━━━━━ Record list ━━━━━

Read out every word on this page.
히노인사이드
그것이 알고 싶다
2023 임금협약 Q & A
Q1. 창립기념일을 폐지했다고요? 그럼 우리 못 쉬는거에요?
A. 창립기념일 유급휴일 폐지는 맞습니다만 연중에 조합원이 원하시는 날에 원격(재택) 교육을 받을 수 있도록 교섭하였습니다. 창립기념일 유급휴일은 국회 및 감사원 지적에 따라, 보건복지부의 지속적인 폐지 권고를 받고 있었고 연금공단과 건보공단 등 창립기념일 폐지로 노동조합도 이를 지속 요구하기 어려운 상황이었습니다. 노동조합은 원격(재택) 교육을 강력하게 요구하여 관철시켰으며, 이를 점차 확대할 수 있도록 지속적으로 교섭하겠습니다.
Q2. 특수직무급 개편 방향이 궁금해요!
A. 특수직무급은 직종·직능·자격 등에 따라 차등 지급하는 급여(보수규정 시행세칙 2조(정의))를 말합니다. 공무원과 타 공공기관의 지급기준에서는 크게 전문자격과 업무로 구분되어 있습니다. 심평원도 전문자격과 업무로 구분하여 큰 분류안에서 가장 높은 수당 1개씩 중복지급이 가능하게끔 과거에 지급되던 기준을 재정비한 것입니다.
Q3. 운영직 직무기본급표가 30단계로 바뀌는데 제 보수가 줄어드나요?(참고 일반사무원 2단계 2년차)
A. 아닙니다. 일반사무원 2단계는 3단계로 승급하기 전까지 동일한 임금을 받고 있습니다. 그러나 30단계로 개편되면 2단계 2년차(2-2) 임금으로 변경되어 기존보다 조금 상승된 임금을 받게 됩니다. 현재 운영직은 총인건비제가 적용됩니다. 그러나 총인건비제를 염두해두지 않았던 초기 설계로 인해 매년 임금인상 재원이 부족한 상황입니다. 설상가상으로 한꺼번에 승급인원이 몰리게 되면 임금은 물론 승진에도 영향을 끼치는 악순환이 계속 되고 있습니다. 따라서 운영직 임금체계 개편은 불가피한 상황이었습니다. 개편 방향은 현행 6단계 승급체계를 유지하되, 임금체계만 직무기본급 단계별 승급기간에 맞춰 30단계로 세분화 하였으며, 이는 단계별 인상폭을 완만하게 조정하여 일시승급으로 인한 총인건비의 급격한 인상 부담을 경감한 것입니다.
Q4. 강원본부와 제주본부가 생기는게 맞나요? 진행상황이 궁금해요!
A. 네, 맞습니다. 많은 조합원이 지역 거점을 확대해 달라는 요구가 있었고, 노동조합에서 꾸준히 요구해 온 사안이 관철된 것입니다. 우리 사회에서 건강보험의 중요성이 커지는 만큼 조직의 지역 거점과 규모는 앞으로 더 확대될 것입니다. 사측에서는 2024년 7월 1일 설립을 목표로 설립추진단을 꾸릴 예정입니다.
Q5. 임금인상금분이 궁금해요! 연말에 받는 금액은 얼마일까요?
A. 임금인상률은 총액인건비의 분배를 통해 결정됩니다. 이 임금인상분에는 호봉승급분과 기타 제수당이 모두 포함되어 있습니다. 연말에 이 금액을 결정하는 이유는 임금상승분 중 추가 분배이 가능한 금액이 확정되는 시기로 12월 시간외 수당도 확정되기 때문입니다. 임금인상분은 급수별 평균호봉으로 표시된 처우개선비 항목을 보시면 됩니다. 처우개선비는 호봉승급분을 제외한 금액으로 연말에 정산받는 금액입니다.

━━━━━

Collect each line above holding the string "궁금해요".

# [Expected output]
Q2. 특수직무급 개편 방향이 궁금해요!
Q4. 강원본부와 제주본부가 생기는게 맞나요? 진행상황이 궁금해요!
Q5. 임금인상금분이 궁금해요! 연말에 받는 금액은 얼마일까요?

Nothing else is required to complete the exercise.